** BEGIN **

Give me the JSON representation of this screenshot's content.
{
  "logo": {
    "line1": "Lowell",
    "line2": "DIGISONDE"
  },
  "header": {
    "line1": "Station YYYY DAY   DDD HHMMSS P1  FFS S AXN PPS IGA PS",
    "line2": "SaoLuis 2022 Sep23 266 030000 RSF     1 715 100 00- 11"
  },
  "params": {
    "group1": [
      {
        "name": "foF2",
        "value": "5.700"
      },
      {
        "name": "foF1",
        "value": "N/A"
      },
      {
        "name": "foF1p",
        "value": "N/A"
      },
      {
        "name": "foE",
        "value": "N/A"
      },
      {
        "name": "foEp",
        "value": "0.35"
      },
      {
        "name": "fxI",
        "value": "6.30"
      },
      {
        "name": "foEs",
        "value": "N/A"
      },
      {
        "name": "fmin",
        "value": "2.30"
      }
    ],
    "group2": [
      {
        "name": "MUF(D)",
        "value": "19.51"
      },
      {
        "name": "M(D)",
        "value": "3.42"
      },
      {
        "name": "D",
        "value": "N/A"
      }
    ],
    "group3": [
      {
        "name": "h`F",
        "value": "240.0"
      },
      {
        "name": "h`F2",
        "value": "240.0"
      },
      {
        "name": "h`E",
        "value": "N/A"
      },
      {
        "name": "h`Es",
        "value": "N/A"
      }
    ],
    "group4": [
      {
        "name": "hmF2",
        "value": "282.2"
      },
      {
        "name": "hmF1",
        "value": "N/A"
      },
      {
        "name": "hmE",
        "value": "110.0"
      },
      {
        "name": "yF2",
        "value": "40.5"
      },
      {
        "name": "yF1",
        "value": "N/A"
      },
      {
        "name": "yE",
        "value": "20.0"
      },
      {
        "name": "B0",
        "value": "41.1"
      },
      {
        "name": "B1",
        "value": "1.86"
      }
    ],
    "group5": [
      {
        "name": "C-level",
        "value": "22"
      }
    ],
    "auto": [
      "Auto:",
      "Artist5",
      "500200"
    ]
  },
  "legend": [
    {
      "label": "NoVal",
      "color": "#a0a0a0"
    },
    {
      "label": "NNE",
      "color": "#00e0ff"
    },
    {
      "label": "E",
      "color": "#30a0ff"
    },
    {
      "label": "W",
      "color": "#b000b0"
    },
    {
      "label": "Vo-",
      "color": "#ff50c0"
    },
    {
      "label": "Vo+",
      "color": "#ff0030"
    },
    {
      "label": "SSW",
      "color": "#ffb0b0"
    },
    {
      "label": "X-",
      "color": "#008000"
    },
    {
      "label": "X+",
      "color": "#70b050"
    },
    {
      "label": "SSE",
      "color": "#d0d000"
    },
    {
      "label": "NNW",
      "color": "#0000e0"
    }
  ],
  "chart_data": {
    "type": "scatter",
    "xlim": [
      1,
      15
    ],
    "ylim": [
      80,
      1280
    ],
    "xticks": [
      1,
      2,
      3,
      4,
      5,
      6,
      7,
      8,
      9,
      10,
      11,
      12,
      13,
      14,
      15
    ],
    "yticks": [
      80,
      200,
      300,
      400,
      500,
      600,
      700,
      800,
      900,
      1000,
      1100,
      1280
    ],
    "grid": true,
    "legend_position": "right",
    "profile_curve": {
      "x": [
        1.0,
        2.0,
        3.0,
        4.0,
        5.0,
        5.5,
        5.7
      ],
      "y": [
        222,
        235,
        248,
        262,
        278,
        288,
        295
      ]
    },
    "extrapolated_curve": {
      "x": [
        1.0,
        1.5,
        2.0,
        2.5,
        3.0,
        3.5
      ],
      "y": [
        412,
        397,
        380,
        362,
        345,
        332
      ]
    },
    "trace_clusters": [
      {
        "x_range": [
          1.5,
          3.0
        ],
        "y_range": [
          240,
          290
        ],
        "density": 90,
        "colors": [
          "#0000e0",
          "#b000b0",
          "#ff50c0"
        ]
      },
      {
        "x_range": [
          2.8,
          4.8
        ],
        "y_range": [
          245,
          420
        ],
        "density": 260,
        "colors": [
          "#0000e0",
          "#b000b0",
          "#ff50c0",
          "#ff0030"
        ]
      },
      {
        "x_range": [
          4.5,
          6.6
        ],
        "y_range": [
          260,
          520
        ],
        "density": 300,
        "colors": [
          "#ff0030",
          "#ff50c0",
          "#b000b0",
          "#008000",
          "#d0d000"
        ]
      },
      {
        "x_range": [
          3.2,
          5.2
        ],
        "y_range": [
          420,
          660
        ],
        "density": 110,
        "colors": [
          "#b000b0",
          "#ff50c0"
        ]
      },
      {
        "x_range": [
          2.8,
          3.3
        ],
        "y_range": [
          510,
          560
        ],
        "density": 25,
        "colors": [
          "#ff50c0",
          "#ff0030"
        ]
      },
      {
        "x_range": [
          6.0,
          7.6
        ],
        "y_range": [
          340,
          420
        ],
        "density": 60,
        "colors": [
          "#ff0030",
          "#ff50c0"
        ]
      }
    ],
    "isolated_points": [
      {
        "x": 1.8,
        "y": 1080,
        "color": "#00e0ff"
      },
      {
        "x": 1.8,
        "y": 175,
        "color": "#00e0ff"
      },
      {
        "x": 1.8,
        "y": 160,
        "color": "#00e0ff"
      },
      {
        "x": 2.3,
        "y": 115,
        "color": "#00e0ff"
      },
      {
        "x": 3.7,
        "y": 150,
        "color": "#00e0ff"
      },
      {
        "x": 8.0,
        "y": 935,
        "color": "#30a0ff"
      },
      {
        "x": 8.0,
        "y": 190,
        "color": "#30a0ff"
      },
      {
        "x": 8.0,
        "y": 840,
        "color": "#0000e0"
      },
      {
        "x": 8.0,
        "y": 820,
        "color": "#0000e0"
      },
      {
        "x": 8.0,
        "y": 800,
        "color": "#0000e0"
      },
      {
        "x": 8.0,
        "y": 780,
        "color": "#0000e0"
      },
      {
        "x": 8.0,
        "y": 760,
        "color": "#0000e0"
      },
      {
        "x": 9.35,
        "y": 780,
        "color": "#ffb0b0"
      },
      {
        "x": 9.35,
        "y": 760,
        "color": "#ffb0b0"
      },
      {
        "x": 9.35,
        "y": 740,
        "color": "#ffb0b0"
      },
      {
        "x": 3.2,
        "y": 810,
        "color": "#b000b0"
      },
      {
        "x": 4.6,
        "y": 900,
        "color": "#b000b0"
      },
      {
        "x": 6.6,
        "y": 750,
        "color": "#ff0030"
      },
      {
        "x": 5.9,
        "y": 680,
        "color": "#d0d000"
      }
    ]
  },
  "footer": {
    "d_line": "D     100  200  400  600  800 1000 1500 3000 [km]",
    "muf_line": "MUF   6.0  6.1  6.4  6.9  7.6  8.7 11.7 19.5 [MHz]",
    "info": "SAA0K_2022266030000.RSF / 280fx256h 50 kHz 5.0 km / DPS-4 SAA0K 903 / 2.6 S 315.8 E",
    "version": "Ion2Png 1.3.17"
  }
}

** END **

DESCRIPTION OF THE TASK: Copy down the whole of the data above, matching it exactly.

ANSWER FOR THE TASK:
Give me the JSON representation of this screenshot's content.
{
  "logo": {
    "line1": "Lowell",
    "line2": "DIGISONDE"
  },
  "header": {
    "line1": "Station YYYY DAY   DDD HHMMSS P1  FFS S AXN PPS IGA PS",
    "line2": "SaoLuis 2022 Sep23 266 030000 RSF     1 715 100 00- 11"
  },
  "params": {
    "group1": [
      {
        "name": "foF2",
        "value": "5.700"
      },
      {
        "name": "foF1",
        "value": "N/A"
      },
      {
        "name": "foF1p",
        "value": "N/A"
      },
      {
        "name": "foE",
        "value": "N/A"
      },
      {
        "name": "foEp",
        "value": "0.35"
      },
      {
        "name": "fxI",
        "value": "6.30"
      },
      {
        "name": "foEs",
        "value": "N/A"
      },
      {
        "name": "fmin",
        "value": "2.30"
      }
    ],
    "group2": [
      {
        "name": "MUF(D)",
        "value": "19.51"
      },
      {
        "name": "M(D)",
        "value": "3.42"
      },
      {
        "name": "D",
        "value": "N/A"
      }
    ],
    "group3": [
      {
        "name": "h`F",
        "value": "240.0"
      },
      {
        "name": "h`F2",
        "value": "240.0"
      },
      {
        "name": "h`E",
        "value": "N/A"
      },
      {
        "name": "h`Es",
        "value": "N/A"
      }
    ],
    "group4": [
      {
        "name": "hmF2",
        "value": "282.2"
      },
      {
        "name": "hmF1",
        "value": "N/A"
      },
      {
        "name": "hmE",
        "value": "110.0"
      },
      {
        "name": "yF2",
        "value": "40.5"
      },
      {
        "name": "yF1",
        "value": "N/A"
      },
      {
        "name": "yE",
        "value": "20.0"
      },
      {
        "name": "B0",
        "value": "41.1"
      },
      {
        "name": "B1",
        "value": "1.86"
      }
    ],
    "group5": [
      {
        "name": "C-level",
        "value": "22"
      }
    ],
    "auto": [
      "Auto:",
      "Artist5",
      "500200"
    ]
  },
  "legend": [
    {
      "label": "NoVal",
      "color": "#a0a0a0"
    },
    {
      "label": "NNE",
      "color": "#00e0ff"
    },
    {
      "label": "E",
      "color": "#30a0ff"
    },
    {
      "label": "W",
      "color": "#b000b0"
    },
    {
      "label": "Vo-",
      "color": "#ff50c0"
    },
    {
      "label": "Vo+",
      "color": "#ff0030"
    },
    {
      "label": "SSW",
      "color": "#ffb0b0"
    },
    {
      "label": "X-",
      "color": "#008000"
    },
    {
      "label": "X+",
      "color": "#70b050"
    },
    {
      "label": "SSE",
      "color": "#d0d000"
    },
    {
      "label": "NNW",
      "color": "#0000e0"
    }
  ],
  "chart_data": {
    "type": "scatter",
    "xlim": [
      1,
      15
    ],
    "ylim": [
      80,
      1280
    ],
    "xticks": [
      1,
      2,
      3,
      4,
      5,
      6,
      7,
      8,
      9,
      10,
      11,
      12,
      13,
      14,
      15
    ],
    "yticks": [
      80,
      200,
      300,
      400,
      500,
      600,
      700,
      800,
      900,
      1000,
      1100,
      1280
    ],
    "grid": true,
    "legend_position": "right",
    "profile_curve": {
      "x": [
        1.0,
        2.0,
        3.0,
        4.0,
        5.0,
        5.5,
        5.7
      ],
      "y": [
        222,
        235,
        248,
        262,
        278,
        288,
        295
      ]
    },
    "extrapolated_curve": {
      "x": [
        1.0,
        1.5,
        2.0,
        2.5,
        3.0,
        3.5
      ],
      "y": [
        412,
        397,
        380,
        362,
        345,
        332
      ]
    },
    "trace_clusters": [
      {
        "x_range": [
          1.5,
          3.0
        ],
        "y_range": [
          240,
          290
        ],
        "density": 90,
        "colors": [
          "#0000e0",
          "#b000b0",
          "#ff50c0"
        ]
      },
      {
        "x_range": [
          2.8,
          4.8
        ],
        "y_range": [
          245,
          420
        ],
        "density": 260,
        "colors": [
          "#0000e0",
          "#b000b0",
          "#ff50c0",
          "#ff0030"
        ]
      },
      {
        "x_range": [
          4.5,
          6.6
        ],
        "y_range": [
          260,
          520
        ],
        "density": 300,
        "colors": [
          "#ff0030",
          "#ff50c0",
          "#b000b0",
          "#008000",
          "#d0d000"
        ]
      },
      {
        "x_range": [
          3.2,
          5.2
        ],
        "y_range": [
          420,
          660
        ],
        "density": 110,
        "colors": [
          "#b000b0",
          "#ff50c0"
        ]
      },
      {
        "x_range": [
          2.8,
          3.3
        ],
        "y_range": [
          510,
          560
        ],
        "density": 25,
        "colors": [
          "#ff50c0",
          "#ff0030"
        ]
      },
      {
        "x_range": [
          6.0,
          7.6
        ],
        "y_range": [
          340,
          420
        ],
        "density": 60,
        "colors": [
          "#ff0030",
          "#ff50c0"
        ]
      }
    ],
    "isolated_points": [
      {
        "x": 1.8,
        "y": 1080,
        "color": "#00e0ff"
      },
      {
        "x": 1.8,
        "y": 175,
        "color": "#00e0ff"
      },
      {
        "x": 1.8,
        "y": 160,
        "color": "#00e0ff"
      },
      {
        "x": 2.3,
        "y": 115,
        "color": "#00e0ff"
      },
      {
        "x": 3.7,
        "y": 150,
        "color": "#00e0ff"
      },
      {
        "x": 8.0,
        "y": 935,
        "color": "#30a0ff"
      },
      {
        "x": 8.0,
        "y": 190,
        "color": "#30a0ff"
      },
      {
        "x": 8.0,
        "y": 840,
        "color": "#0000e0"
      },
      {
        "x": 8.0,
        "y": 820,
        "color": "#0000e0"
      },
      {
        "x": 8.0,
        "y": 800,
        "color": "#0000e0"
      },
      {
        "x": 8.0,
        "y": 780,
        "color": "#0000e0"
      },
      {
        "x": 8.0,
        "y": 760,
        "color": "#0000e0"
      },
      {
        "x": 9.35,
        "y": 780,
        "color": "#ffb0b0"
      },
      {
        "x": 9.35,
        "y": 760,
        "color": "#ffb0b0"
      },
      {
        "x": 9.35,
        "y": 740,
        "color": "#ffb0b0"
      },
      {
        "x": 3.2,
        "y": 810,
        "color": "#b000b0"
      },
      {
        "x": 4.6,
        "y": 900,
        "color": "#b000b0"
      },
      {
        "x": 6.6,
        "y": 750,
        "color": "#ff0030"
      },
      {
        "x": 5.9,
        "y": 680,
        "color": "#d0d000"
      }
    ]
  },
  "footer": {
    "d_line": "D     100  200  400  600  800 1000 1500 3000 [km]",
    "muf_line": "MUF   6.0  6.1  6.4  6.9  7.6  8.7 11.7 19.5 [MHz]",
    "info": "SAA0K_2022266030000.RSF / 280fx256h 50 kHz 5.0 km / DPS-4 SAA0K 903 / 2.6 S 315.8 E",
    "version": "Ion2Png 1.3.17"
  }
}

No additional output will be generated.